■ Exercise aim ■
Set down every entry word for word. Omit the pictures.

■ Record excerpts ■
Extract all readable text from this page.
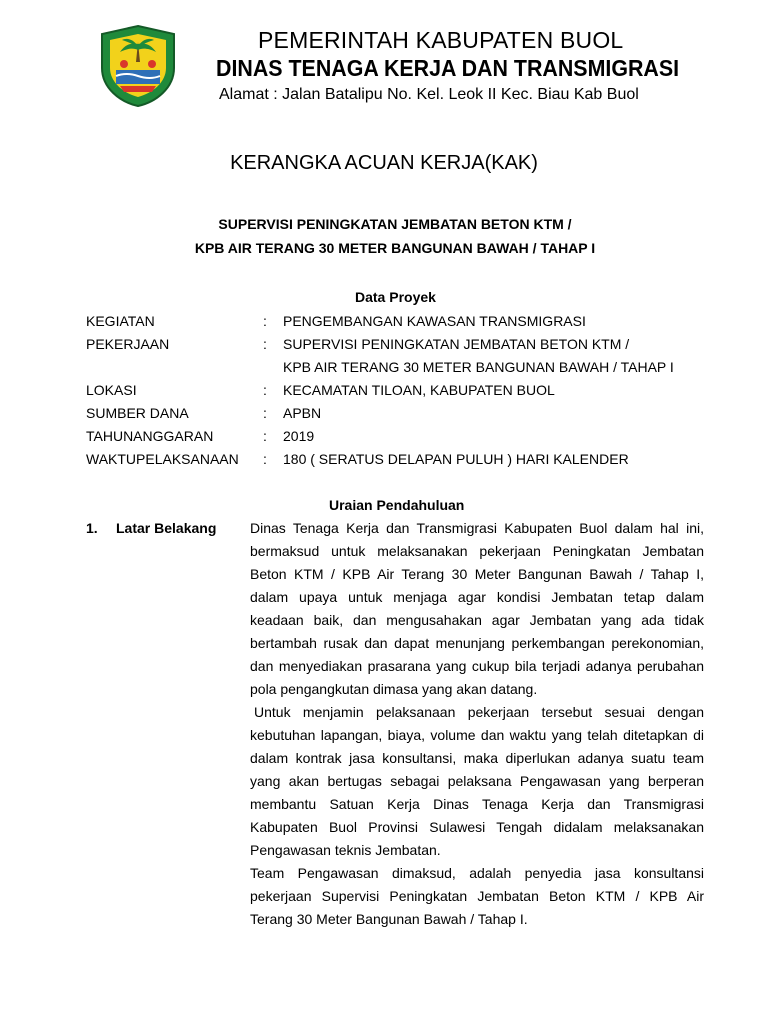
PEMERINTAH KABUPATEN BUOL
DINAS TENAGA KERJA DAN TRANSMIGRASI
Alamat : Jalan Batalipu No. Kel. Leok II Kec. Biau Kab Buol
KERANGKA ACUAN KERJA(KAK)
SUPERVISI PENINGKATAN JEMBATAN BETON KTM /
KPB AIR TERANG 30 METER BANGUNAN BAWAH / TAHAP I
Data Proyek
KEGIATAN	: PENGEMBANGAN KAWASAN TRANSMIGRASI
PEKERJAAN	: SUPERVISI PENINGKATAN JEMBATAN BETON KTM /
KPB AIR TERANG 30 METER BANGUNAN BAWAH / TAHAP I
LOKASI	: KECAMATAN TILOAN, KABUPATEN BUOL
SUMBER DANA	: APBN
TAHUNANGGARAN	: 2019
WAKTUPELAKSANAAN : 180 ( SERATUS DELAPAN PULUH ) HARI KALENDER
Uraian Pendahuluan
1. Latar Belakang Dinas Tenaga Kerja dan Transmigrasi Kabupaten Buol dalam hal ini,
bermaksud untuk melaksanakan pekerjaan Peningkatan Jembatan
Beton KTM / KPB Air Terang 30 Meter Bangunan Bawah / Tahap I,
dalam upaya untuk menjaga agar kondisi Jembatan tetap dalam
keadaan baik, dan mengusahakan agar Jembatan yang ada tidak
bertambah rusak dan dapat menunjang perkembangan perekonomian,
dan menyediakan prasarana yang cukup bila terjadi adanya perubahan
pola pengangkutan dimasa yang akan datang.
Untuk menjamin pelaksanaan pekerjaan tersebut sesuai dengan
kebutuhan lapangan, biaya, volume dan waktu yang telah ditetapkan di
dalam kontrak jasa konsultansi, maka diperlukan adanya suatu team
yang akan bertugas sebagai pelaksana Pengawasan yang berperan
membantu Satuan Kerja Dinas Tenaga Kerja dan Transmigrasi
Kabupaten Buol Provinsi Sulawesi Tengah didalam melaksanakan
Pengawasan teknis Jembatan.
Team Pengawasan dimaksud, adalah penyedia jasa konsultansi
pekerjaan Supervisi Peningkatan Jembatan Beton KTM / KPB Air
Terang 30 Meter Bangunan Bawah / Tahap I.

■ Result below ■
Extract all readable text from this page.
PEMERINTAH KABUPATEN BUOL
DINAS TENAGA KERJA DAN TRANSMIGRASI
Alamat : Jalan Batalipu No. Kel. Leok II Kec. Biau Kab Buol
KERANGKA ACUAN KERJA(KAK)
SUPERVISI PENINGKATAN JEMBATAN BETON KTM /
KPB AIR TERANG 30 METER BANGUNAN BAWAH / TAHAP I
Data Proyek
KEGIATAN	: PENGEMBANGAN KAWASAN TRANSMIGRASI
PEKERJAAN	: SUPERVISI PENINGKATAN JEMBATAN BETON KTM /
KPB AIR TERANG 30 METER BANGUNAN BAWAH / TAHAP I
LOKASI	: KECAMATAN TILOAN, KABUPATEN BUOL
SUMBER DANA	: APBN
TAHUNANGGARAN	: 2019
WAKTUPELAKSANAAN : 180 ( SERATUS DELAPAN PULUH ) HARI KALENDER
Uraian Pendahuluan
1. Latar Belakang Dinas Tenaga Kerja dan Transmigrasi Kabupaten Buol dalam hal ini,
bermaksud untuk melaksanakan pekerjaan Peningkatan Jembatan
Beton KTM / KPB Air Terang 30 Meter Bangunan Bawah / Tahap I,
dalam upaya untuk menjaga agar kondisi Jembatan tetap dalam
keadaan baik, dan mengusahakan agar Jembatan yang ada tidak
bertambah rusak dan dapat menunjang perkembangan perekonomian,
dan menyediakan prasarana yang cukup bila terjadi adanya perubahan
pola pengangkutan dimasa yang akan datang.
Untuk menjamin pelaksanaan pekerjaan tersebut sesuai dengan
kebutuhan lapangan, biaya, volume dan waktu yang telah ditetapkan di
dalam kontrak jasa konsultansi, maka diperlukan adanya suatu team
yang akan bertugas sebagai pelaksana Pengawasan yang berperan
membantu Satuan Kerja Dinas Tenaga Kerja dan Transmigrasi
Kabupaten Buol Provinsi Sulawesi Tengah didalam melaksanakan
Pengawasan teknis Jembatan.
Team Pengawasan dimaksud, adalah penyedia jasa konsultansi
pekerjaan Supervisi Peningkatan Jembatan Beton KTM / KPB Air
Terang 30 Meter Bangunan Bawah / Tahap I.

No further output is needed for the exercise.